## AIM:
Could you print every record below exactly as it appears?

(Stored entries)
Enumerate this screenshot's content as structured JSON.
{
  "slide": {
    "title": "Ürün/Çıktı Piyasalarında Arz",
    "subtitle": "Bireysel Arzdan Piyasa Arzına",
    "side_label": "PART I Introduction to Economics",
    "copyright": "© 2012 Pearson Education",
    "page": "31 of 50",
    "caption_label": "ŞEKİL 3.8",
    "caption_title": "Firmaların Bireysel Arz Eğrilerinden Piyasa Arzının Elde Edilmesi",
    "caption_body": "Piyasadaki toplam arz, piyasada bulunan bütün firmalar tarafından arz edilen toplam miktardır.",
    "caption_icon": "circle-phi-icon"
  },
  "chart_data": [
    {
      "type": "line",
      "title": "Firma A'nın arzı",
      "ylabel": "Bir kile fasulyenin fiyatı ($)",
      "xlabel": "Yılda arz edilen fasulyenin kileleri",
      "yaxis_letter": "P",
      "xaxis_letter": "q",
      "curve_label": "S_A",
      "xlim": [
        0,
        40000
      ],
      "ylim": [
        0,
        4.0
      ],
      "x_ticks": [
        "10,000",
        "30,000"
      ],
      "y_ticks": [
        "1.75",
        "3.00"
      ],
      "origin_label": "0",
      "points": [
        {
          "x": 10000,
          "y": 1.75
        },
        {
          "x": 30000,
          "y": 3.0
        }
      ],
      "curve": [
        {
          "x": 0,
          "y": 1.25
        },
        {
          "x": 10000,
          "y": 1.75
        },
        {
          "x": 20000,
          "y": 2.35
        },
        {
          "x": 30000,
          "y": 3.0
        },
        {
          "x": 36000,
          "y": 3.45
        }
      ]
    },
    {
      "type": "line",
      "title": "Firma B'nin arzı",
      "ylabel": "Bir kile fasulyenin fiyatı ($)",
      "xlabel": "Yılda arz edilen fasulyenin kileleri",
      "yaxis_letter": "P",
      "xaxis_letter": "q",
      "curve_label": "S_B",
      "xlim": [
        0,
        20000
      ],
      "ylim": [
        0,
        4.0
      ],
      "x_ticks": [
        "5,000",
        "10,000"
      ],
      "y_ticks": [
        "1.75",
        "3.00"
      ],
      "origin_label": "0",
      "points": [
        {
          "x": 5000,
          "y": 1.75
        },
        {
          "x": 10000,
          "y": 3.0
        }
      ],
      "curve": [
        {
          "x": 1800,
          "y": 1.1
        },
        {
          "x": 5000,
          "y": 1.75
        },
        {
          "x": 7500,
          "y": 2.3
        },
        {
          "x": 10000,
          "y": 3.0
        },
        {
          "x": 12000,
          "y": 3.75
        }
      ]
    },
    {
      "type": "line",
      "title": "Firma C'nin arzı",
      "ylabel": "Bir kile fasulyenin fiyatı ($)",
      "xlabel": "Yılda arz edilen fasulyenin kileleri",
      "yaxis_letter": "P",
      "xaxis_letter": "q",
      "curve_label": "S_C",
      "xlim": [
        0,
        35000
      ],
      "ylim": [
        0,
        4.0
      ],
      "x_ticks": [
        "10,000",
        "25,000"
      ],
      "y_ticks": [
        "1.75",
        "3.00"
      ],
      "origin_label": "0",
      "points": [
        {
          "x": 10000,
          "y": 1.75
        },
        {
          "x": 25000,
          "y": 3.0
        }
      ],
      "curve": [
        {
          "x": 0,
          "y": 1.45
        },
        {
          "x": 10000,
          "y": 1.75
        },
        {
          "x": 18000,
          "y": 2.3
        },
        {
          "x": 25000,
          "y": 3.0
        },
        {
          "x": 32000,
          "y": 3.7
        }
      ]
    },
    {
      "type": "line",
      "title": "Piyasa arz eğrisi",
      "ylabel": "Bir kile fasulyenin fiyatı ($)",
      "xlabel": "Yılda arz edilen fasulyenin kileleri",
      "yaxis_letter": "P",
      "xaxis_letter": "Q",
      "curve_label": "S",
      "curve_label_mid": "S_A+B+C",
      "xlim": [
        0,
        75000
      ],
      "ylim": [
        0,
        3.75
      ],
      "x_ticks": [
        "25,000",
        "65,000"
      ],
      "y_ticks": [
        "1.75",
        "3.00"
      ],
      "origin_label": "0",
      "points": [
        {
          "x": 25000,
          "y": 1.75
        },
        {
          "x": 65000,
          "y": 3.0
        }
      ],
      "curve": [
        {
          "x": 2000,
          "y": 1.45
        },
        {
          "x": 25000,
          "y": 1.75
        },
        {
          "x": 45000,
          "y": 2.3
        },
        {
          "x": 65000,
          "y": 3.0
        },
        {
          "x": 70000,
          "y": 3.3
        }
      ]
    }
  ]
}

## PROBLEM SOLUTION:
Enumerate this screenshot's content as structured JSON.
{
  "slide": {
    "title": "Ürün/Çıktı Piyasalarında Arz",
    "subtitle": "Bireysel Arzdan Piyasa Arzına",
    "side_label": "PART I Introduction to Economics",
    "copyright": "© 2012 Pearson Education",
    "page": "31 of 50",
    "caption_label": "ŞEKİL 3.8",
    "caption_title": "Firmaların Bireysel Arz Eğrilerinden Piyasa Arzının Elde Edilmesi",
    "caption_body": "Piyasadaki toplam arz, piyasada bulunan bütün firmalar tarafından arz edilen toplam miktardır.",
    "caption_icon": "circle-phi-icon"
  },
  "chart_data": [
    {
      "type": "line",
      "title": "Firma A'nın arzı",
      "ylabel": "Bir kile fasulyenin fiyatı ($)",
      "xlabel": "Yılda arz edilen fasulyenin kileleri",
      "yaxis_letter": "P",
      "xaxis_letter": "q",
      "curve_label": "S_A",
      "xlim": [
        0,
        40000
      ],
      "ylim": [
        0,
        4.0
      ],
      "x_ticks": [
        "10,000",
        "30,000"
      ],
      "y_ticks": [
        "1.75",
        "3.00"
      ],
      "origin_label": "0",
      "points": [
        {
          "x": 10000,
          "y": 1.75
        },
        {
          "x": 30000,
          "y": 3.0
        }
      ],
      "curve": [
        {
          "x": 0,
          "y": 1.25
        },
        {
          "x": 10000,
          "y": 1.75
        },
        {
          "x": 20000,
          "y": 2.35
        },
        {
          "x": 30000,
          "y": 3.0
        },
        {
          "x": 36000,
          "y": 3.45
        }
      ]
    },
    {
      "type": "line",
      "title": "Firma B'nin arzı",
      "ylabel": "Bir kile fasulyenin fiyatı ($)",
      "xlabel": "Yılda arz edilen fasulyenin kileleri",
      "yaxis_letter": "P",
      "xaxis_letter": "q",
      "curve_label": "S_B",
      "xlim": [
        0,
        20000
      ],
      "ylim": [
        0,
        4.0
      ],
      "x_ticks": [
        "5,000",
        "10,000"
      ],
      "y_ticks": [
        "1.75",
        "3.00"
      ],
      "origin_label": "0",
      "points": [
        {
          "x": 5000,
          "y": 1.75
        },
        {
          "x": 10000,
          "y": 3.0
        }
      ],
      "curve": [
        {
          "x": 1800,
          "y": 1.1
        },
        {
          "x": 5000,
          "y": 1.75
        },
        {
          "x": 7500,
          "y": 2.3
        },
        {
          "x": 10000,
          "y": 3.0
        },
        {
          "x": 12000,
          "y": 3.75
        }
      ]
    },
    {
      "type": "line",
      "title": "Firma C'nin arzı",
      "ylabel": "Bir kile fasulyenin fiyatı ($)",
      "xlabel": "Yılda arz edilen fasulyenin kileleri",
      "yaxis_letter": "P",
      "xaxis_letter": "q",
      "curve_label": "S_C",
      "xlim": [
        0,
        35000
      ],
      "ylim": [
        0,
        4.0
      ],
      "x_ticks": [
        "10,000",
        "25,000"
      ],
      "y_ticks": [
        "1.75",
        "3.00"
      ],
      "origin_label": "0",
      "points": [
        {
          "x": 10000,
          "y": 1.75
        },
        {
          "x": 25000,
          "y": 3.0
        }
      ],
      "curve": [
        {
          "x": 0,
          "y": 1.45
        },
        {
          "x": 10000,
          "y": 1.75
        },
        {
          "x": 18000,
          "y": 2.3
        },
        {
          "x": 25000,
          "y": 3.0
        },
        {
          "x": 32000,
          "y": 3.7
        }
      ]
    },
    {
      "type": "line",
      "title": "Piyasa arz eğrisi",
      "ylabel": "Bir kile fasulyenin fiyatı ($)",
      "xlabel": "Yılda arz edilen fasulyenin kileleri",
      "yaxis_letter": "P",
      "xaxis_letter": "Q",
      "curve_label": "S",
      "curve_label_mid": "S_A+B+C",
      "xlim": [
        0,
        75000
      ],
      "ylim": [
        0,
        3.75
      ],
      "x_ticks": [
        "25,000",
        "65,000"
      ],
      "y_ticks": [
        "1.75",
        "3.00"
      ],
      "origin_label": "0",
      "points": [
        {
          "x": 25000,
          "y": 1.75
        },
        {
          "x": 65000,
          "y": 3.0
        }
      ],
      "curve": [
        {
          "x": 2000,
          "y": 1.45
        },
        {
          "x": 25000,
          "y": 1.75
        },
        {
          "x": 45000,
          "y": 2.3
        },
        {
          "x": 65000,
          "y": 3.0
        },
        {
          "x": 70000,
          "y": 3.3
        }
      ]
    }
  ]
}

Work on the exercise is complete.